## BEGIN

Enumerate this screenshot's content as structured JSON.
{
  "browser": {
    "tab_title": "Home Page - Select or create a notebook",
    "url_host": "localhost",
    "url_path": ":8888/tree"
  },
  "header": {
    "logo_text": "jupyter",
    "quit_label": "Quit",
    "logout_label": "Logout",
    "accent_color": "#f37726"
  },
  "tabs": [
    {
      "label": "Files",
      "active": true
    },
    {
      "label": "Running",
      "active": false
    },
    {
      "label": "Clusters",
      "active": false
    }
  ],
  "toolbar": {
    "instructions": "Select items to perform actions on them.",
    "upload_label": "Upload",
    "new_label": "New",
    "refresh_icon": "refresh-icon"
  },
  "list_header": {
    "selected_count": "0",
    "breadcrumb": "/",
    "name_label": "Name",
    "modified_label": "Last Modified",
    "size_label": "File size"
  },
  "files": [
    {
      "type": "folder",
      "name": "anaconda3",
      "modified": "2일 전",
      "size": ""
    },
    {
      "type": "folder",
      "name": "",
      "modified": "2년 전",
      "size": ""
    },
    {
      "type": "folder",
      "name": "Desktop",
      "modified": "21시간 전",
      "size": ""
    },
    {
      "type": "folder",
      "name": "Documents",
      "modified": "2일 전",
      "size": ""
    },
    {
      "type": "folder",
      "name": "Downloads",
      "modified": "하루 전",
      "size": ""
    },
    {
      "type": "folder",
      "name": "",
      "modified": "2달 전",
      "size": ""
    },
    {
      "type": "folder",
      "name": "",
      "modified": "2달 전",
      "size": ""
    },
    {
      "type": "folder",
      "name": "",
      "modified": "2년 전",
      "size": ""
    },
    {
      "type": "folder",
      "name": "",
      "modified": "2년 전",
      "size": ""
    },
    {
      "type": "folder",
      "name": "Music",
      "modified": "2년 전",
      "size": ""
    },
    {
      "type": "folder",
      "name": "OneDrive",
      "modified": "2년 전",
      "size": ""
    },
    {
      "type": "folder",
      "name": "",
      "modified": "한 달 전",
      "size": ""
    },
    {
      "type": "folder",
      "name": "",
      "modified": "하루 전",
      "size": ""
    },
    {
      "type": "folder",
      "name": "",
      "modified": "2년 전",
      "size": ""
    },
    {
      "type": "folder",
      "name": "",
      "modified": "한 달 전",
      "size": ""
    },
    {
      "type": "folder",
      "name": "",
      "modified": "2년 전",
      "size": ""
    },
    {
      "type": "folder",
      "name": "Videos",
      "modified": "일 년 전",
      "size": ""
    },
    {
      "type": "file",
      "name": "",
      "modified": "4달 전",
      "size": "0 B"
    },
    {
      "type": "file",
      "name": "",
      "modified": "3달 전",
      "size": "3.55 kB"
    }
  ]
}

## END

▶ [WHAT THE EXERCISE ASKS]
Extract the full set of entries word for word.

▶ [ANSWER IN FULL]
Enumerate this screenshot's content as structured JSON.
{
  "browser": {
    "tab_title": "Home Page - Select or create a notebook",
    "url_host": "localhost",
    "url_path": ":8888/tree"
  },
  "header": {
    "logo_text": "jupyter",
    "quit_label": "Quit",
    "logout_label": "Logout",
    "accent_color": "#f37726"
  },
  "tabs": [
    {
      "label": "Files",
      "active": true
    },
    {
      "label": "Running",
      "active": false
    },
    {
      "label": "Clusters",
      "active": false
    }
  ],
  "toolbar": {
    "instructions": "Select items to perform actions on them.",
    "upload_label": "Upload",
    "new_label": "New",
    "refresh_icon": "refresh-icon"
  },
  "list_header": {
    "selected_count": "0",
    "breadcrumb": "/",
    "name_label": "Name",
    "modified_label": "Last Modified",
    "size_label": "File size"
  },
  "files": [
    {
      "type": "folder",
      "name": "anaconda3",
      "modified": "2일 전",
      "size": ""
    },
    {
      "type": "folder",
      "name": "",
      "modified": "2년 전",
      "size": ""
    },
    {
      "type": "folder",
      "name": "Desktop",
      "modified": "21시간 전",
      "size": ""
    },
    {
      "type": "folder",
      "name": "Documents",
      "modified": "2일 전",
      "size": ""
    },
    {
      "type": "folder",
      "name": "Downloads",
      "modified": "하루 전",
      "size": ""
    },
    {
      "type": "folder",
      "name": "",
      "modified": "2달 전",
      "size": ""
    },
    {
      "type": "folder",
      "name": "",
      "modified": "2달 전",
      "size": ""
    },
    {
      "type": "folder",
      "name": "",
      "modified": "2년 전",
      "size": ""
    },
    {
      "type": "folder",
      "name": "",
      "modified": "2년 전",
      "size": ""
    },
    {
      "type": "folder",
      "name": "Music",
      "modified": "2년 전",
      "size": ""
    },
    {
      "type": "folder",
      "name": "OneDrive",
      "modified": "2년 전",
      "size": ""
    },
    {
      "type": "folder",
      "name": "",
      "modified": "한 달 전",
      "size": ""
    },
    {
      "type": "folder",
      "name": "",
      "modified": "하루 전",
      "size": ""
    },
    {
      "type": "folder",
      "name": "",
      "modified": "2년 전",
      "size": ""
    },
    {
      "type": "folder",
      "name": "",
      "modified": "한 달 전",
      "size": ""
    },
    {
      "type": "folder",
      "name": "",
      "modified": "2년 전",
      "size": ""
    },
    {
      "type": "folder",
      "name": "Videos",
      "modified": "일 년 전",
      "size": ""
    },
    {
      "type": "file",
      "name": "",
      "modified": "4달 전",
      "size": "0 B"
    },
    {
      "type": "file",
      "name": "",
      "modified": "3달 전",
      "size": "3.55 kB"
    }
  ]
}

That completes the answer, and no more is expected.